# Work to do
Wherever the string "larval" appears in a line, extract that line.

# Records for this exercise
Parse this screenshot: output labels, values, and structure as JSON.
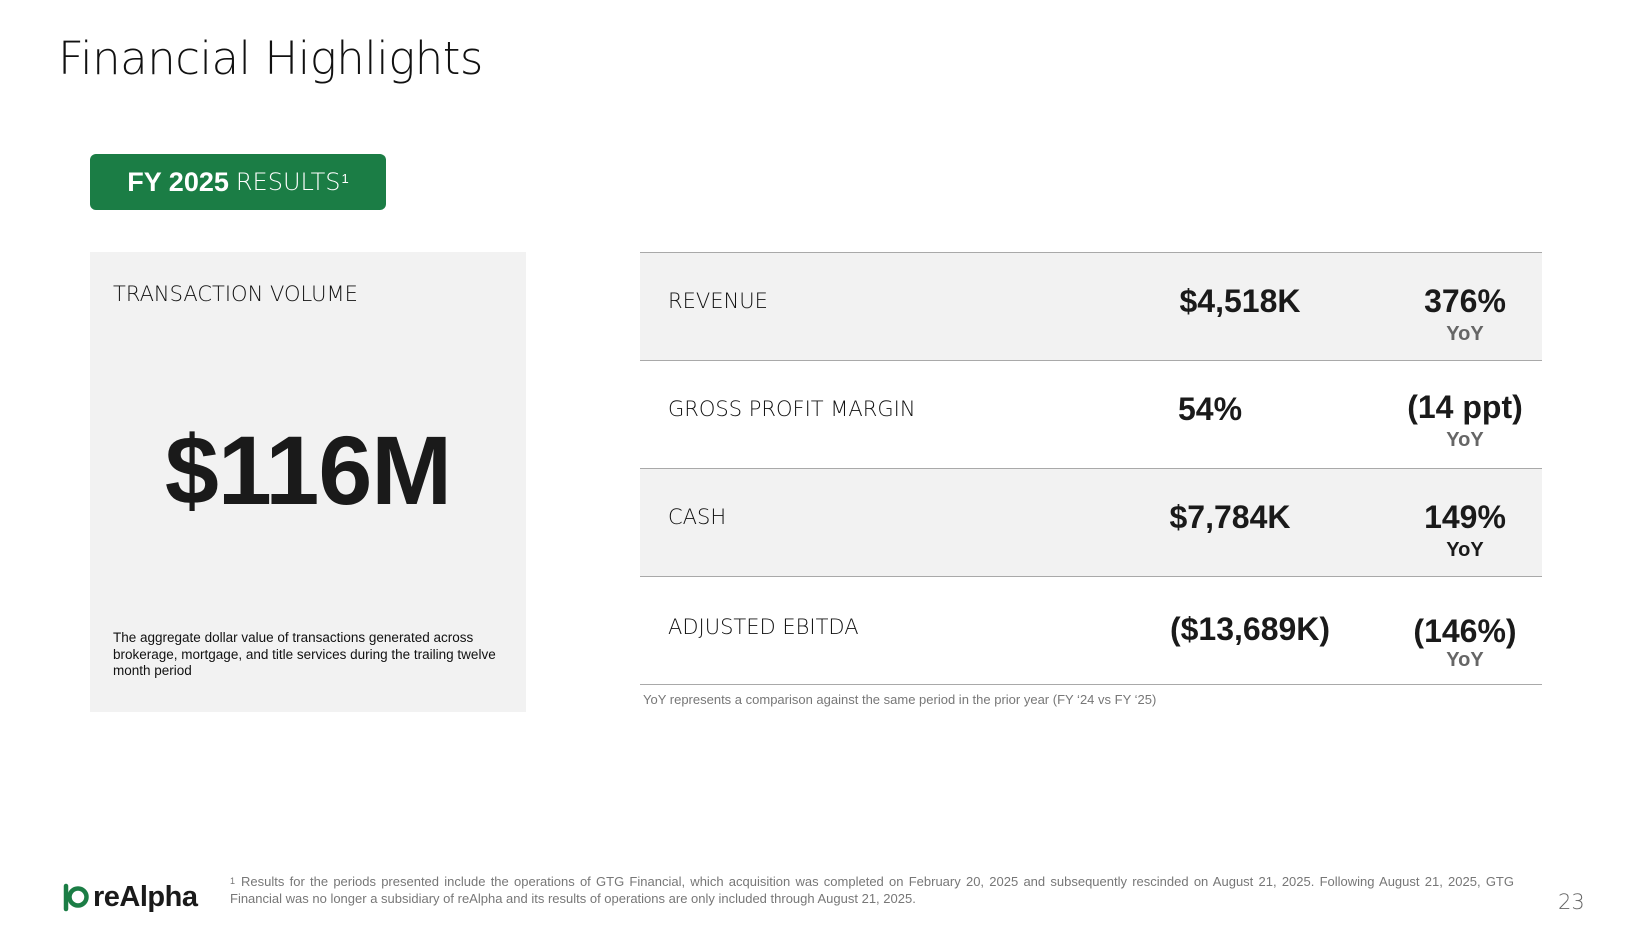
{
  "page_title": "Financial Highlights",
  "badge": {
    "bold": "FY 2025",
    "light": "RESULTS",
    "sup": "1"
  },
  "transaction_volume": {
    "label": "TRANSACTION VOLUME",
    "value": "$116M",
    "description": "The aggregate dollar value of transactions generated across brokerage, mortgage, and title services during the trailing twelve month period"
  },
  "metrics": [
    {
      "label": "REVENUE",
      "value": "$4,518K",
      "change": "376%",
      "yoy": "YoY"
    },
    {
      "label": "GROSS PROFIT MARGIN",
      "value": "54%",
      "change": "(14 ppt)",
      "yoy": "YoY"
    },
    {
      "label": "CASH",
      "value": "$7,784K",
      "change": "149%",
      "yoy": "YoY"
    },
    {
      "label": "ADJUSTED EBITDA",
      "value": "($13,689K)",
      "change": "(146%)",
      "yoy": "YoY"
    }
  ],
  "yoy_note": "YoY represents a comparison against the same period in the prior year (FY ‘24 vs FY ‘25)",
  "footnote": {
    "marker": "1",
    "text": "Results for the periods presented include the operations of GTG Financial, which acquisition was completed on February 20, 2025 and subsequently rescinded on August 21, 2025. Following August 21, 2025, GTG Financial was no longer a subsidiary of reAlpha and its results of operations are only included through August 21, 2025."
  },
  "logo": {
    "text": "reAlpha",
    "color": "#1b7d45"
  },
  "page_number": "23",
  "colors": {
    "accent": "#1b7d45",
    "card_bg": "#f2f2f2"
  }
}
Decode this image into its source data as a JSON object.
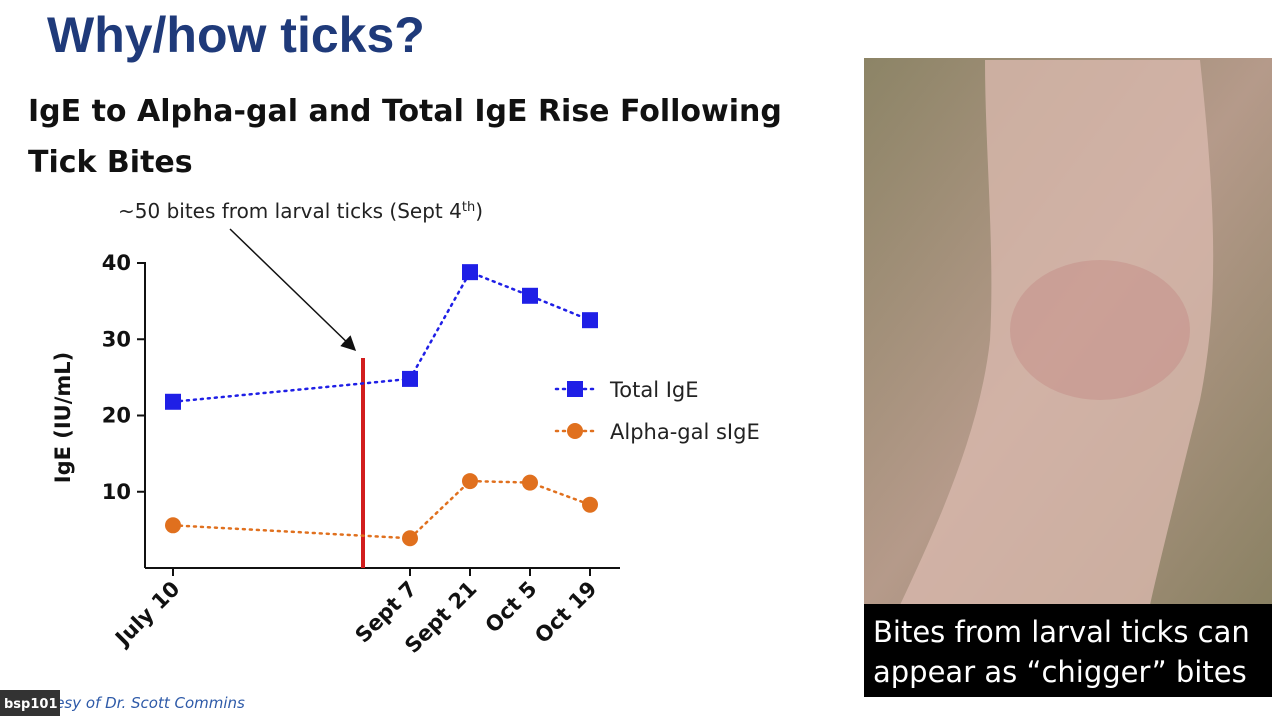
{
  "slide_title": "Why/how ticks?",
  "photo_caption": [
    "Bites from larval ticks can",
    "appear as “chigger” bites"
  ],
  "credit": "Courtesy of Dr. Scott Commins",
  "user_tag": "bsp101",
  "chart_data": {
    "type": "line",
    "title": [
      "IgE to Alpha-gal and Total IgE Rise Following",
      "Tick Bites"
    ],
    "annotation": [
      "~50 bites from larval ticks (Sept 4",
      "th",
      ")"
    ],
    "categories": [
      "July 10",
      "Sept 7",
      "Sept 21",
      "Oct 5",
      "Oct 19"
    ],
    "y_label": "IgE (IU/mL)",
    "ylim": [
      0,
      40
    ],
    "yticks": [
      10,
      20,
      30,
      40
    ],
    "series": [
      {
        "name": "Total IgE",
        "color": "#1f1fe6",
        "marker": "square",
        "values": [
          21.8,
          24.8,
          38.8,
          35.7,
          32.5
        ]
      },
      {
        "name": "Alpha-gal sIgE",
        "color": "#e0701e",
        "marker": "circle",
        "values": [
          5.6,
          3.9,
          11.4,
          11.2,
          8.3
        ]
      }
    ],
    "event_line_color": "#d21d1d"
  }
}
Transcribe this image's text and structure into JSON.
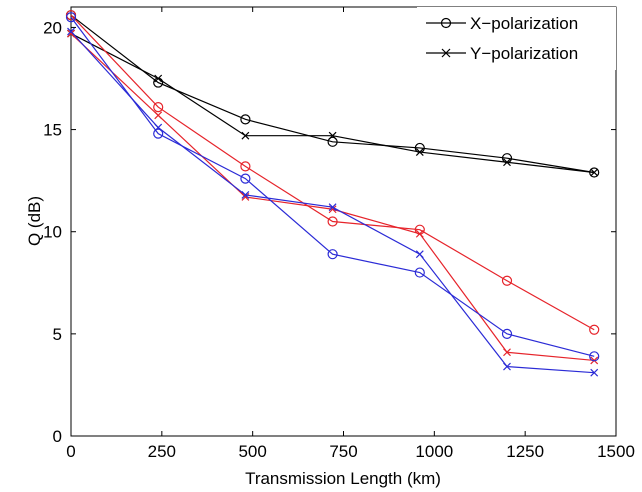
{
  "chart_data": {
    "type": "line",
    "xlabel": "Transmission Length (km)",
    "ylabel": "Q (dB)",
    "xlim": [
      0,
      1500
    ],
    "ylim": [
      0,
      21
    ],
    "xticks": [
      0,
      250,
      500,
      750,
      1000,
      1250,
      1500
    ],
    "yticks": [
      0,
      5,
      10,
      15,
      20
    ],
    "grid": false,
    "legend_position": "top-right",
    "legend": [
      {
        "label": "X−polarization",
        "marker": "circle",
        "color": "#000000"
      },
      {
        "label": "Y−polarization",
        "marker": "x",
        "color": "#000000"
      }
    ],
    "x": [
      0,
      240,
      480,
      720,
      960,
      1200,
      1440
    ],
    "series": [
      {
        "color": "#000000",
        "marker": "circle",
        "values": [
          20.6,
          17.3,
          15.5,
          14.4,
          14.1,
          13.6,
          12.9
        ]
      },
      {
        "color": "#000000",
        "marker": "x",
        "values": [
          19.7,
          17.5,
          14.7,
          14.7,
          13.9,
          13.4,
          12.9
        ]
      },
      {
        "color": "#e6242b",
        "marker": "circle",
        "values": [
          20.6,
          16.1,
          13.2,
          10.5,
          10.1,
          7.6,
          5.2
        ]
      },
      {
        "color": "#e6242b",
        "marker": "x",
        "values": [
          19.7,
          15.7,
          11.7,
          11.1,
          9.9,
          4.1,
          3.7
        ]
      },
      {
        "color": "#2b2bd6",
        "marker": "circle",
        "values": [
          20.5,
          14.8,
          12.6,
          8.9,
          8.0,
          5.0,
          3.9
        ]
      },
      {
        "color": "#2b2bd6",
        "marker": "x",
        "values": [
          19.8,
          15.1,
          11.8,
          11.2,
          8.9,
          3.4,
          3.1
        ]
      }
    ]
  }
}
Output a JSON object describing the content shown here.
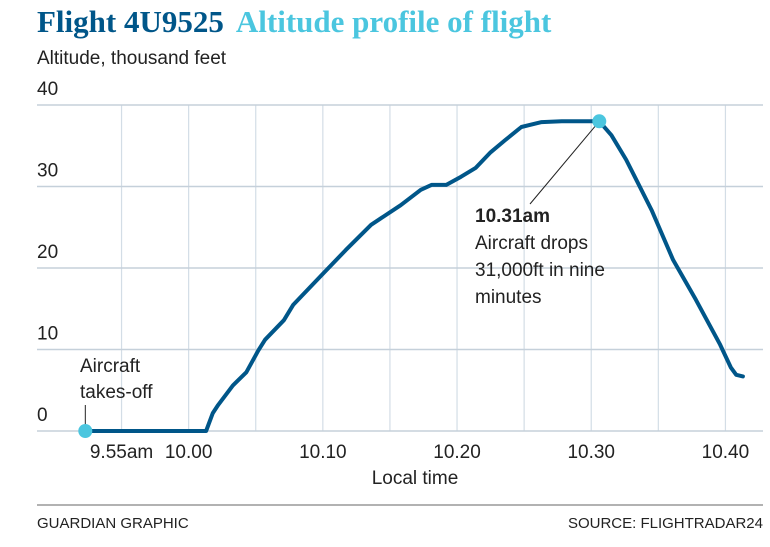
{
  "chart_data": {
    "type": "line",
    "title": "Flight 4U9525",
    "subtitle_title": "Altitude profile of flight",
    "ylabel": "Altitude, thousand feet",
    "xlabel": "Local time",
    "ylim": [
      0,
      40
    ],
    "yticks": [
      0,
      10,
      20,
      30,
      40
    ],
    "x_units": "minutes after 10.00",
    "xlim": [
      -11.3,
      42.8
    ],
    "xticks": [
      {
        "t": -5,
        "label": "9.55am"
      },
      {
        "t": 0,
        "label": "10.00"
      },
      {
        "t": 10,
        "label": "10.10"
      },
      {
        "t": 20,
        "label": "10.20"
      },
      {
        "t": 30,
        "label": "10.30"
      },
      {
        "t": 40,
        "label": "10.40"
      }
    ],
    "gridlines_x": [
      -5,
      0,
      5,
      10,
      15,
      20,
      25,
      30,
      35,
      40
    ],
    "grid": true,
    "series": [
      {
        "name": "Altitude",
        "color": "#005689",
        "points": [
          [
            -7.7,
            0
          ],
          [
            1.3,
            0
          ],
          [
            1.8,
            2.2
          ],
          [
            2.2,
            3.2
          ],
          [
            3.3,
            5.6
          ],
          [
            4.3,
            7.2
          ],
          [
            5.2,
            9.9
          ],
          [
            5.7,
            11.2
          ],
          [
            7.1,
            13.6
          ],
          [
            7.8,
            15.5
          ],
          [
            9.9,
            19.1
          ],
          [
            11.7,
            22.2
          ],
          [
            13.6,
            25.3
          ],
          [
            15.8,
            27.7
          ],
          [
            17.3,
            29.6
          ],
          [
            18.1,
            30.2
          ],
          [
            19.2,
            30.2
          ],
          [
            20.3,
            31.2
          ],
          [
            21.4,
            32.3
          ],
          [
            22.5,
            34.2
          ],
          [
            23.6,
            35.7
          ],
          [
            24.8,
            37.3
          ],
          [
            26.3,
            37.9
          ],
          [
            27.8,
            38
          ],
          [
            30.6,
            38
          ],
          [
            31.5,
            36.3
          ],
          [
            32.6,
            33.3
          ],
          [
            34.5,
            27.1
          ],
          [
            36.1,
            21
          ],
          [
            37.8,
            16.1
          ],
          [
            39.6,
            10.6
          ],
          [
            40.4,
            7.8
          ],
          [
            40.8,
            6.9
          ],
          [
            41.3,
            6.7
          ]
        ]
      }
    ],
    "highlight_color": "#4bc6df",
    "annotations": [
      {
        "t": -7.7,
        "alt": 0,
        "lines": [
          "Aircraft",
          "takes-off"
        ]
      },
      {
        "t": 30.6,
        "alt": 38,
        "heading": "10.31am",
        "lines": [
          "Aircraft drops",
          "31,000ft in nine",
          "minutes"
        ]
      }
    ]
  },
  "footer": {
    "credit": "GUARDIAN GRAPHIC",
    "source": "SOURCE: FLIGHTRADAR24"
  }
}
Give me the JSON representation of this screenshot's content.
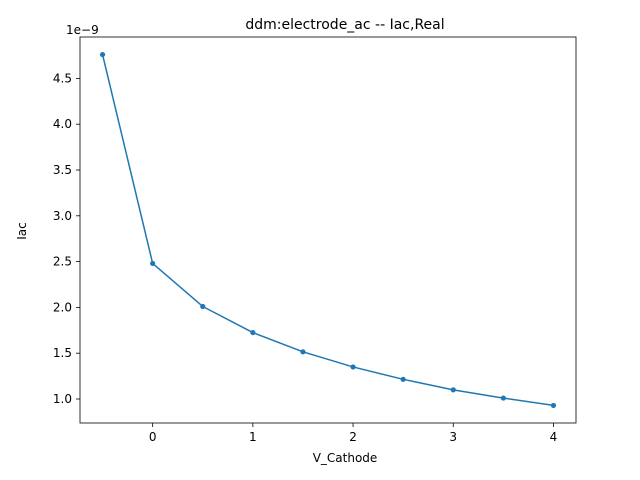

# The completed task
    "Bites from larval ticks can",
      "~50 bites from larval ticks (Sept 4",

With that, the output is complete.